## What is required
Filter the records below for the word "yordamida". Copy each line that holds it.
* * * * *
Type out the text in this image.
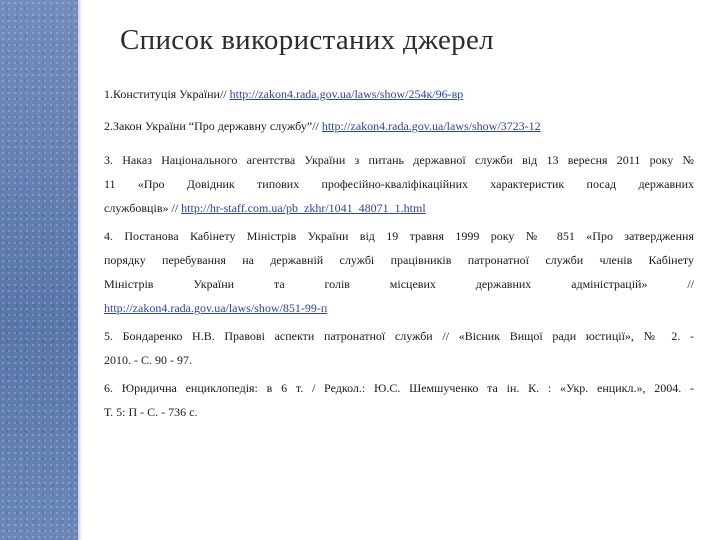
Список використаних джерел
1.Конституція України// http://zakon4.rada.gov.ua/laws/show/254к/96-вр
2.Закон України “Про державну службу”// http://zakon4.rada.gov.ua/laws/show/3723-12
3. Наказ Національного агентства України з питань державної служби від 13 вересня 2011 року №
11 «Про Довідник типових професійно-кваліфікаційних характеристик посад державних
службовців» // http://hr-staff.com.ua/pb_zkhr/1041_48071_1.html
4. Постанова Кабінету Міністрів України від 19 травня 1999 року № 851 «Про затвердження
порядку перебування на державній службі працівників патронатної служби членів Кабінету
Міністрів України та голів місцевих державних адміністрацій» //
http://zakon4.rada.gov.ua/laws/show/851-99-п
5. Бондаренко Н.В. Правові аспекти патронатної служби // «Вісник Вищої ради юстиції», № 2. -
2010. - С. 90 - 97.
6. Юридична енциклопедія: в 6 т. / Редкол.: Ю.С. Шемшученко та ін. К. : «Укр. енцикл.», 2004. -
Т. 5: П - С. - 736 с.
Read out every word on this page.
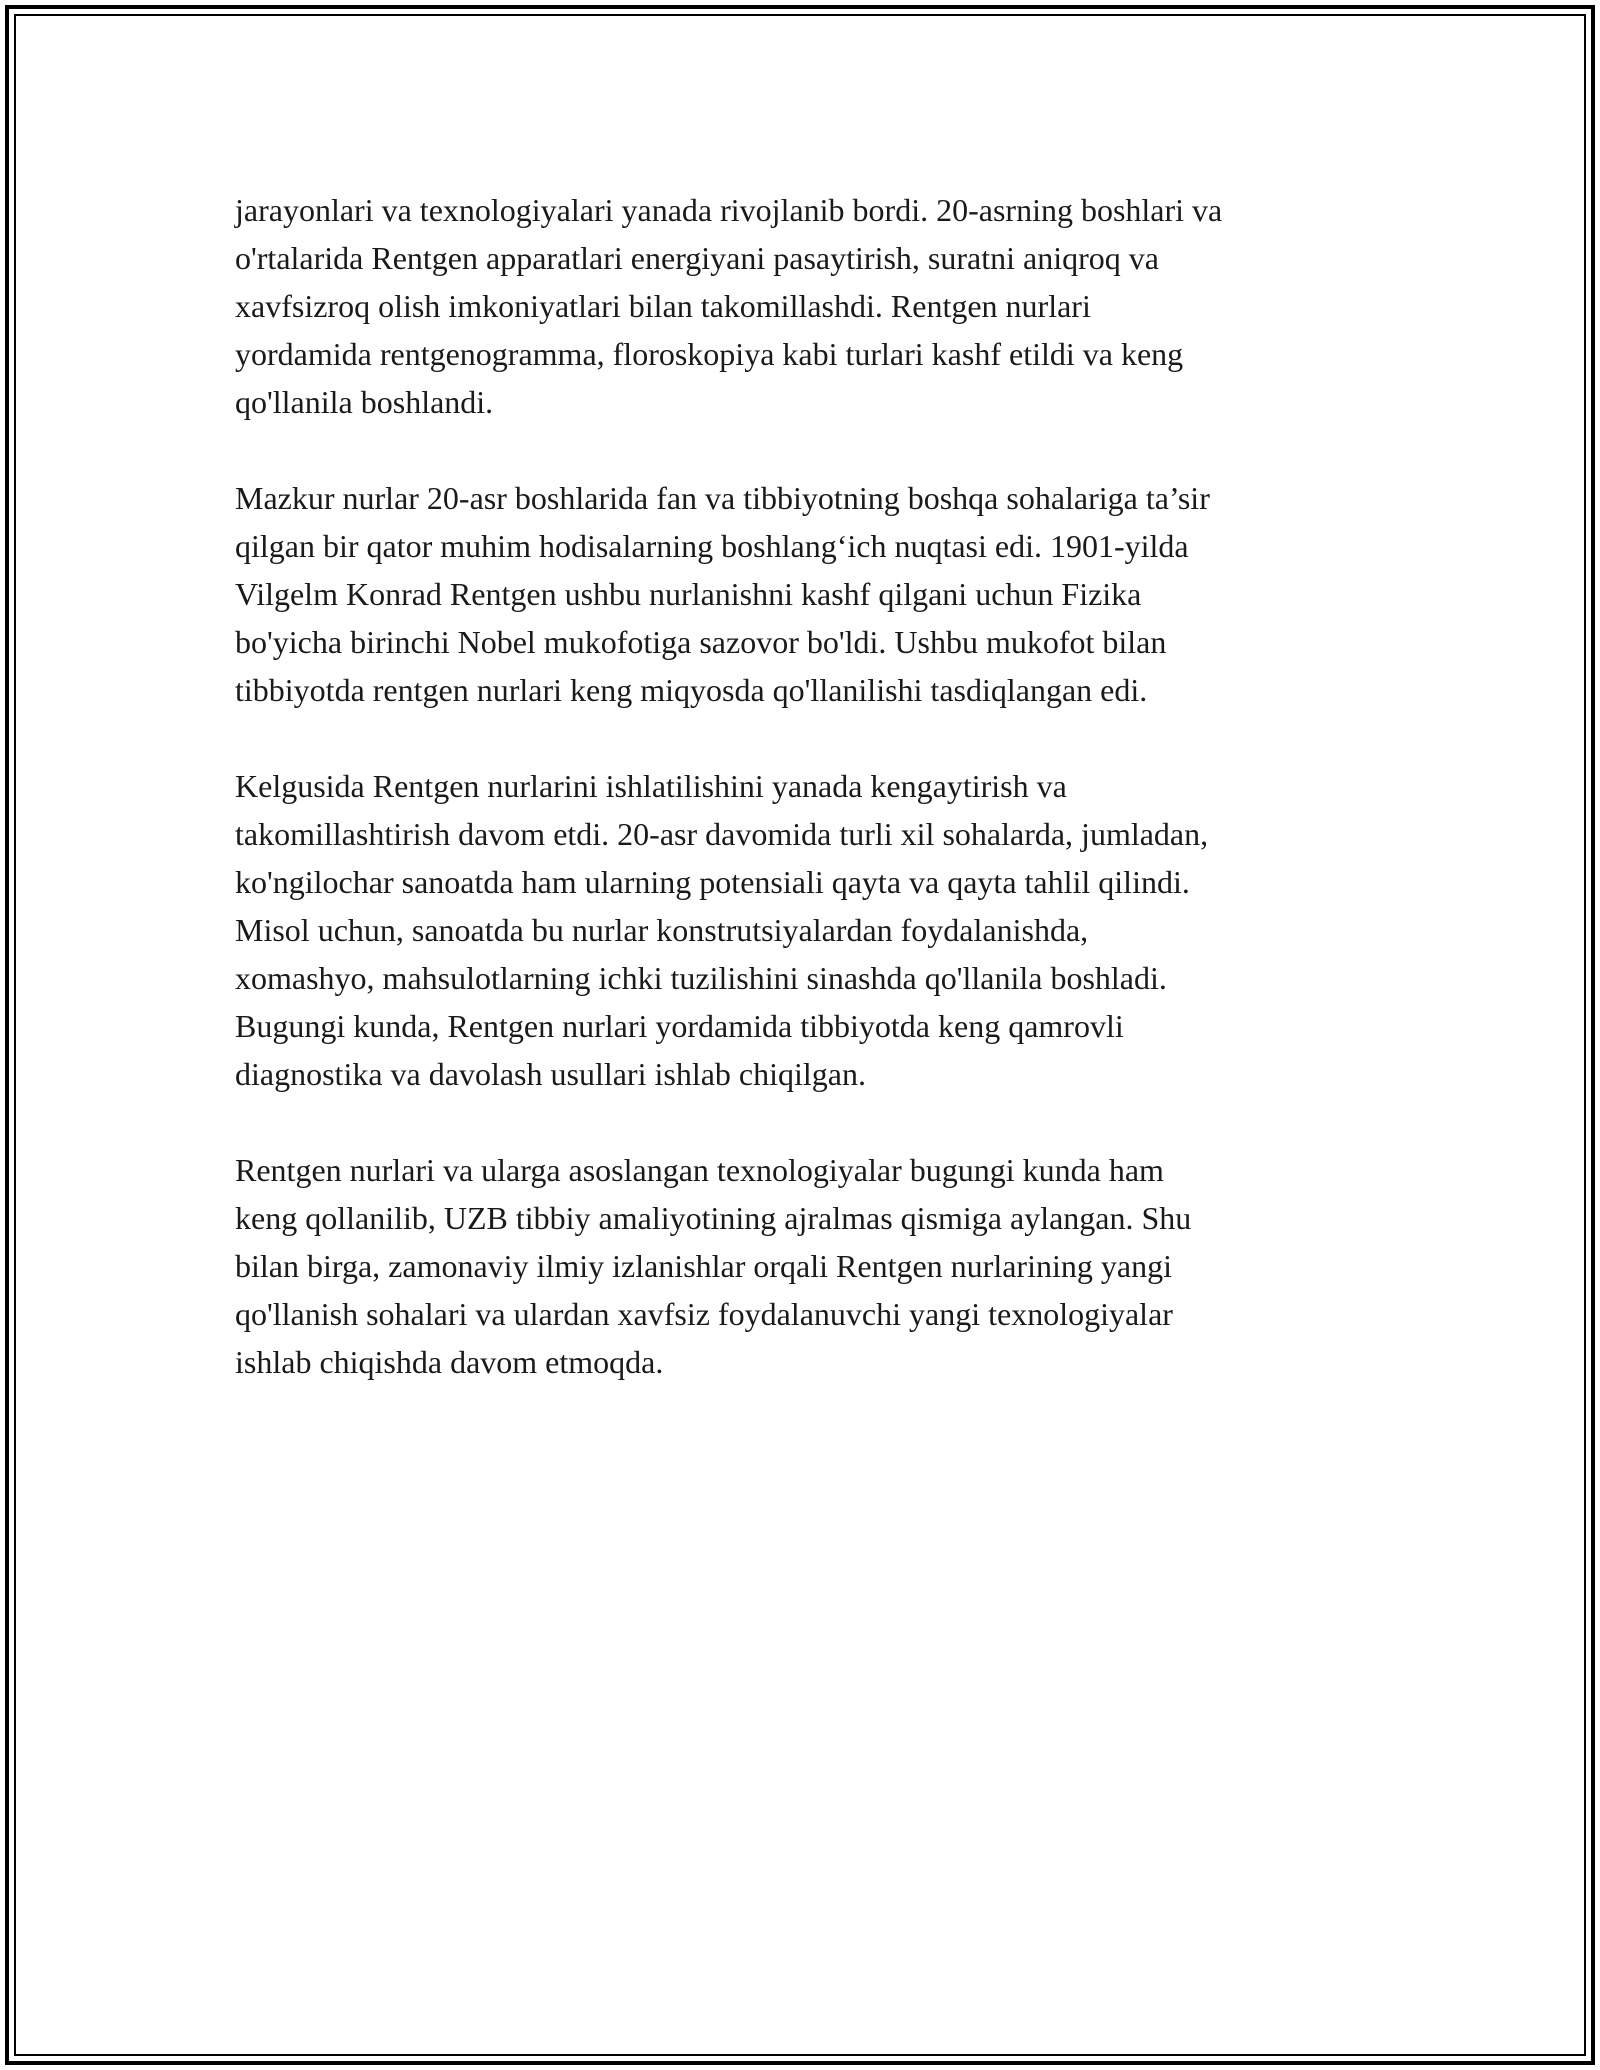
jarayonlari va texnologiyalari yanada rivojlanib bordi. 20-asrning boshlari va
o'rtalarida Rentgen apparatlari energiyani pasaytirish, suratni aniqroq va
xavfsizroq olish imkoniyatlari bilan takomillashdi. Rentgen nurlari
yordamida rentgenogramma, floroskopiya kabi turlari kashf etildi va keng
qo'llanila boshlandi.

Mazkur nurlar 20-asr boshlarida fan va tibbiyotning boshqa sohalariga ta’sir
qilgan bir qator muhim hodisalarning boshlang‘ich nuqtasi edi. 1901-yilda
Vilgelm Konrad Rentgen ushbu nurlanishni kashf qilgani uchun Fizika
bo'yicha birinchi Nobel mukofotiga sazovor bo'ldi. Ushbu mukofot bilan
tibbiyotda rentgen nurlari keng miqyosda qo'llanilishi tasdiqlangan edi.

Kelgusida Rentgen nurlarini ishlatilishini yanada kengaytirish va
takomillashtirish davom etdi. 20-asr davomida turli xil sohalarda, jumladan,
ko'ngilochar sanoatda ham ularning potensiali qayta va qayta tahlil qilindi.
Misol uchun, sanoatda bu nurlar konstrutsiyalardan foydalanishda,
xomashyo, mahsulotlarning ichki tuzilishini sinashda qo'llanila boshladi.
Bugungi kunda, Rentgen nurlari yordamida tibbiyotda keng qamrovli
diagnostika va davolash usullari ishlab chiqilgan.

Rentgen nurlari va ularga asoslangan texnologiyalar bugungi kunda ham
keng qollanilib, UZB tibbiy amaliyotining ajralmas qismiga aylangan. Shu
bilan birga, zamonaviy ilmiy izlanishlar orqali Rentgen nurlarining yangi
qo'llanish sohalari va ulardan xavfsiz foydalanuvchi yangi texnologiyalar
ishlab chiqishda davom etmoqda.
* * * * *
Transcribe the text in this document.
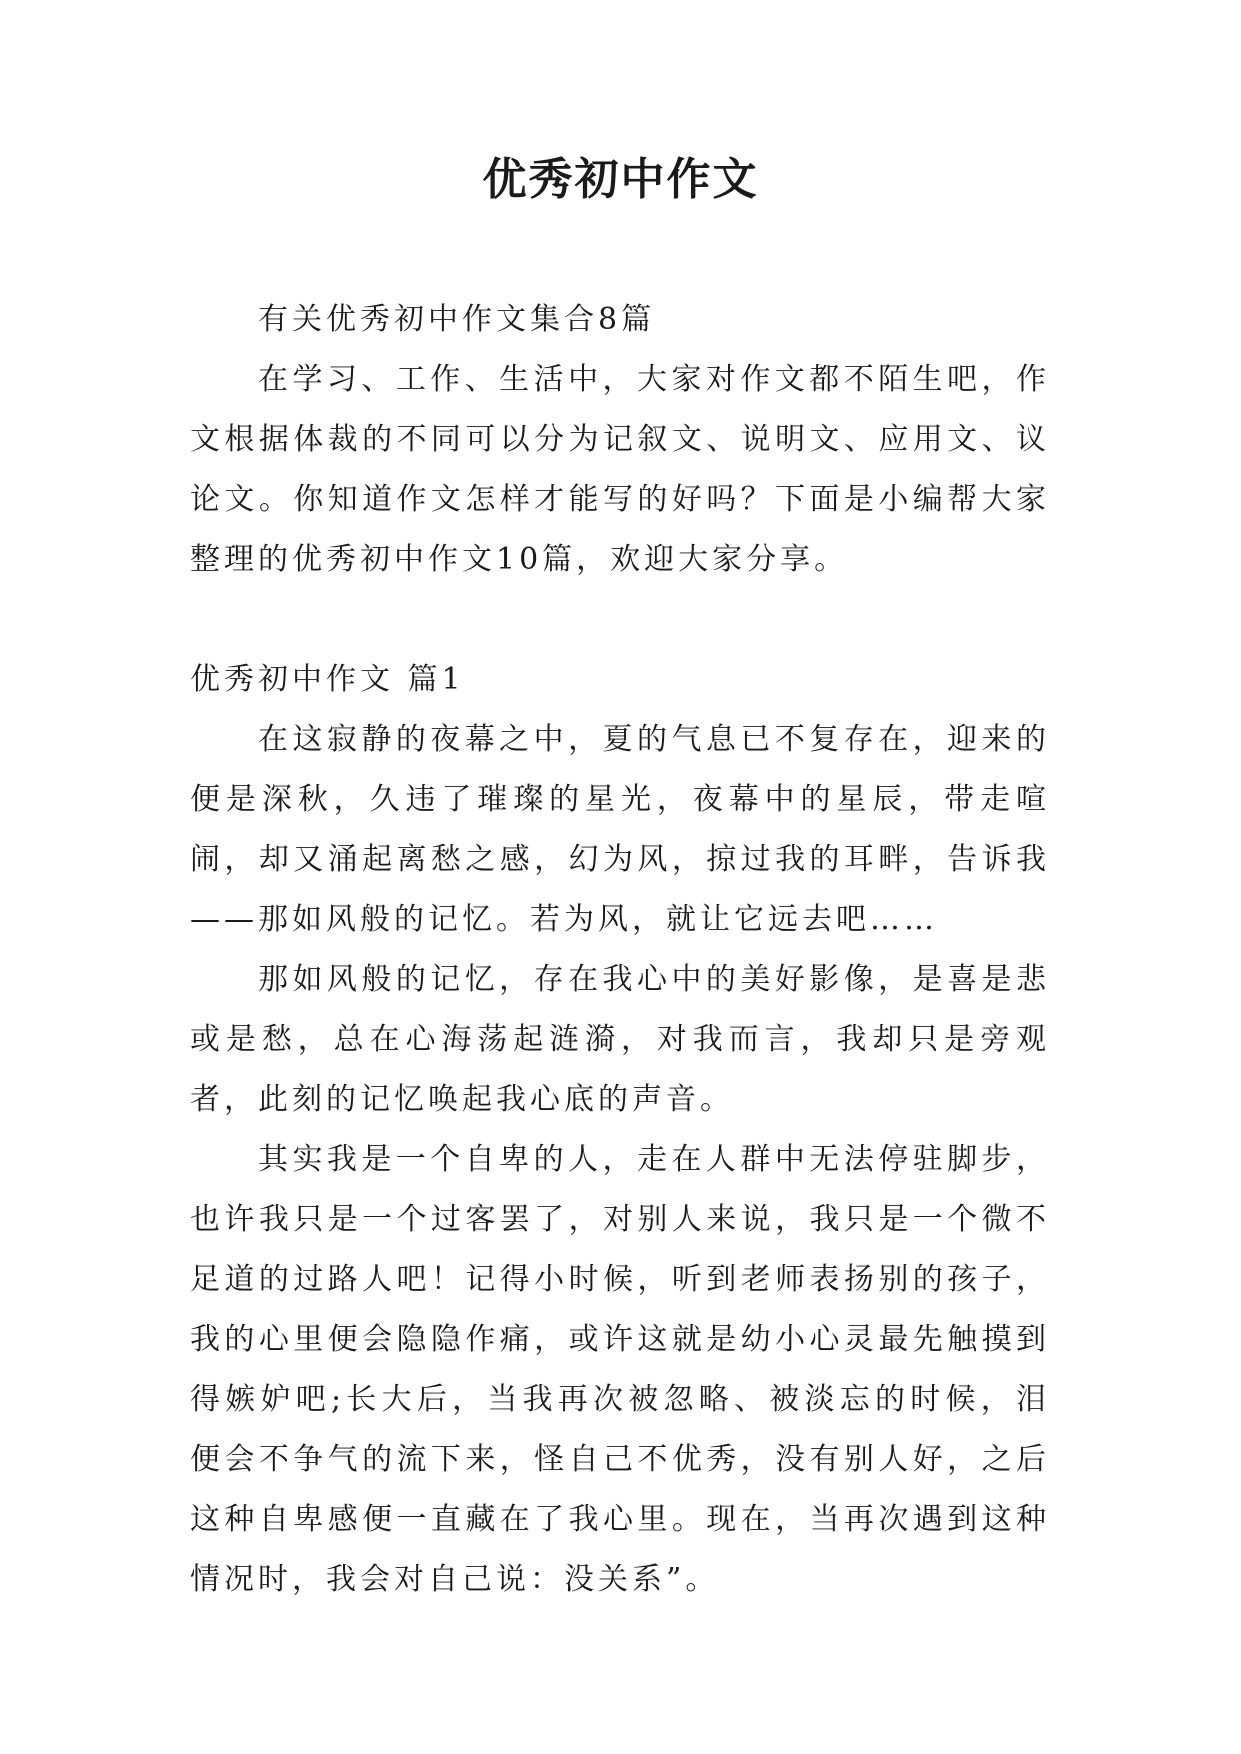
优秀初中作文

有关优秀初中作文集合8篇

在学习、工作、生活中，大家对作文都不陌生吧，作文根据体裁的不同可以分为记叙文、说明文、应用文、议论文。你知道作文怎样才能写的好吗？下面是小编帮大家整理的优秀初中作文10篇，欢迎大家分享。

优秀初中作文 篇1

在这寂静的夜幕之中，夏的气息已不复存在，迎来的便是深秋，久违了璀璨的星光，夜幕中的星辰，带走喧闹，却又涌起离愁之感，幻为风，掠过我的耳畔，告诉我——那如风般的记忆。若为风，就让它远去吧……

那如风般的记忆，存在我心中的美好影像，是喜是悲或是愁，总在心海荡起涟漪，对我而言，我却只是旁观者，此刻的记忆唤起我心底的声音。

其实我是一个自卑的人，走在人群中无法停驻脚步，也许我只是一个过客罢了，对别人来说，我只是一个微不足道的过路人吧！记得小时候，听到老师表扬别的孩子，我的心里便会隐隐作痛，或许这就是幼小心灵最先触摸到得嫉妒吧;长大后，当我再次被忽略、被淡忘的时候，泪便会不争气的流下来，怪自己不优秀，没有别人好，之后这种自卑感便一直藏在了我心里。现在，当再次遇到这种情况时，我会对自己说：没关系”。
* * * * *
## Response
yordamida rentgenogramma, floroskopiya kabi turlari kashf etildi va keng
Bugungi kunda, Rentgen nurlari yordamida tibbiyotda keng qamrovli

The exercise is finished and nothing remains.